What you are asked to do: Repeat the data verbatim.

Data section:
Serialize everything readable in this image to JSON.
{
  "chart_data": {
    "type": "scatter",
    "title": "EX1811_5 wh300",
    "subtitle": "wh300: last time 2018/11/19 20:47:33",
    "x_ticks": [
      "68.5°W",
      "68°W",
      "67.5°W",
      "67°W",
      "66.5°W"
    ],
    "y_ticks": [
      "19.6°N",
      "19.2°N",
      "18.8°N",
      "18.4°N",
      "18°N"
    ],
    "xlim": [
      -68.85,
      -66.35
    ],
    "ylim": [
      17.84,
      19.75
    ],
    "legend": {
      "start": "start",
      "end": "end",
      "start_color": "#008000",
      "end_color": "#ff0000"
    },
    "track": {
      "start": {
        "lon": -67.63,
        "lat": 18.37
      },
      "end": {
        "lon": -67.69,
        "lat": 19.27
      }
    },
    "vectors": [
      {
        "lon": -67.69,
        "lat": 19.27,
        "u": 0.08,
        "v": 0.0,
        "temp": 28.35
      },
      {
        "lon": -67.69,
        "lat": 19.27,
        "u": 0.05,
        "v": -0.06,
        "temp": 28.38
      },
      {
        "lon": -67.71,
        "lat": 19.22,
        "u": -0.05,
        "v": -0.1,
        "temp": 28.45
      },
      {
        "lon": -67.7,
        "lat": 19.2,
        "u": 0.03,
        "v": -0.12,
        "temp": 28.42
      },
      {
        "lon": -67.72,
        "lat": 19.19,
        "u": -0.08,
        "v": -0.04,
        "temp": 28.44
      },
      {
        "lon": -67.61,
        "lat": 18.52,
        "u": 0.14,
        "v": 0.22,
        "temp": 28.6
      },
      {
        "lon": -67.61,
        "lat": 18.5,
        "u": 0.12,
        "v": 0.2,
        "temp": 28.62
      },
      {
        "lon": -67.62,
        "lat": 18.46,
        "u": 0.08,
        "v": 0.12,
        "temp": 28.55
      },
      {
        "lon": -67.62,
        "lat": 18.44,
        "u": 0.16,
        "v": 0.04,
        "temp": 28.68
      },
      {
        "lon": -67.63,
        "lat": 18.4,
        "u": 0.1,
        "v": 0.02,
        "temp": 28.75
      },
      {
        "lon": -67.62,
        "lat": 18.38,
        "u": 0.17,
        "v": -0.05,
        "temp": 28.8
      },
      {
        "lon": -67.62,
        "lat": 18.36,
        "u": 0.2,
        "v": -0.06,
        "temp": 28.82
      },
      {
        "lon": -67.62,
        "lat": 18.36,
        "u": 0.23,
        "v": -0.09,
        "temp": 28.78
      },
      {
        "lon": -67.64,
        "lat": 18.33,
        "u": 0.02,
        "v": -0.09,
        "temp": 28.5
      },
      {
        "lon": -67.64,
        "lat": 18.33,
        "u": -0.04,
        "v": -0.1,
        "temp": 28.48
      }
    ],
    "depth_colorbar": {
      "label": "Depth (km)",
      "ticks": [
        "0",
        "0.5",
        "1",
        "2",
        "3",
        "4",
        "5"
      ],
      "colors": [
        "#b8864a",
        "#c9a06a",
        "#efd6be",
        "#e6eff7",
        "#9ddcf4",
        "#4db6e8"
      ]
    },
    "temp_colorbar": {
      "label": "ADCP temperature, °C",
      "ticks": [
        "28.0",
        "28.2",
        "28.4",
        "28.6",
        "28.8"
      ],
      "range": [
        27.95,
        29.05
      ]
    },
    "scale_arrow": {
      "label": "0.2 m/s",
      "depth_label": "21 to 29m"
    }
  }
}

Exercise answer:
Serialize everything readable in this image to JSON.
{
  "chart_data": {
    "type": "scatter",
    "title": "EX1811_5 wh300",
    "subtitle": "wh300: last time 2018/11/19 20:47:33",
    "x_ticks": [
      "68.5°W",
      "68°W",
      "67.5°W",
      "67°W",
      "66.5°W"
    ],
    "y_ticks": [
      "19.6°N",
      "19.2°N",
      "18.8°N",
      "18.4°N",
      "18°N"
    ],
    "xlim": [
      -68.85,
      -66.35
    ],
    "ylim": [
      17.84,
      19.75
    ],
    "legend": {
      "start": "start",
      "end": "end",
      "start_color": "#008000",
      "end_color": "#ff0000"
    },
    "track": {
      "start": {
        "lon": -67.63,
        "lat": 18.37
      },
      "end": {
        "lon": -67.69,
        "lat": 19.27
      }
    },
    "vectors": [
      {
        "lon": -67.69,
        "lat": 19.27,
        "u": 0.08,
        "v": 0.0,
        "temp": 28.35
      },
      {
        "lon": -67.69,
        "lat": 19.27,
        "u": 0.05,
        "v": -0.06,
        "temp": 28.38
      },
      {
        "lon": -67.71,
        "lat": 19.22,
        "u": -0.05,
        "v": -0.1,
        "temp": 28.45
      },
      {
        "lon": -67.7,
        "lat": 19.2,
        "u": 0.03,
        "v": -0.12,
        "temp": 28.42
      },
      {
        "lon": -67.72,
        "lat": 19.19,
        "u": -0.08,
        "v": -0.04,
        "temp": 28.44
      },
      {
        "lon": -67.61,
        "lat": 18.52,
        "u": 0.14,
        "v": 0.22,
        "temp": 28.6
      },
      {
        "lon": -67.61,
        "lat": 18.5,
        "u": 0.12,
        "v": 0.2,
        "temp": 28.62
      },
      {
        "lon": -67.62,
        "lat": 18.46,
        "u": 0.08,
        "v": 0.12,
        "temp": 28.55
      },
      {
        "lon": -67.62,
        "lat": 18.44,
        "u": 0.16,
        "v": 0.04,
        "temp": 28.68
      },
      {
        "lon": -67.63,
        "lat": 18.4,
        "u": 0.1,
        "v": 0.02,
        "temp": 28.75
      },
      {
        "lon": -67.62,
        "lat": 18.38,
        "u": 0.17,
        "v": -0.05,
        "temp": 28.8
      },
      {
        "lon": -67.62,
        "lat": 18.36,
        "u": 0.2,
        "v": -0.06,
        "temp": 28.82
      },
      {
        "lon": -67.62,
        "lat": 18.36,
        "u": 0.23,
        "v": -0.09,
        "temp": 28.78
      },
      {
        "lon": -67.64,
        "lat": 18.33,
        "u": 0.02,
        "v": -0.09,
        "temp": 28.5
      },
      {
        "lon": -67.64,
        "lat": 18.33,
        "u": -0.04,
        "v": -0.1,
        "temp": 28.48
      }
    ],
    "depth_colorbar": {
      "label": "Depth (km)",
      "ticks": [
        "0",
        "0.5",
        "1",
        "2",
        "3",
        "4",
        "5"
      ],
      "colors": [
        "#b8864a",
        "#c9a06a",
        "#efd6be",
        "#e6eff7",
        "#9ddcf4",
        "#4db6e8"
      ]
    },
    "temp_colorbar": {
      "label": "ADCP temperature, °C",
      "ticks": [
        "28.0",
        "28.2",
        "28.4",
        "28.6",
        "28.8"
      ],
      "range": [
        27.95,
        29.05
      ]
    },
    "scale_arrow": {
      "label": "0.2 m/s",
      "depth_label": "21 to 29m"
    }
  }
}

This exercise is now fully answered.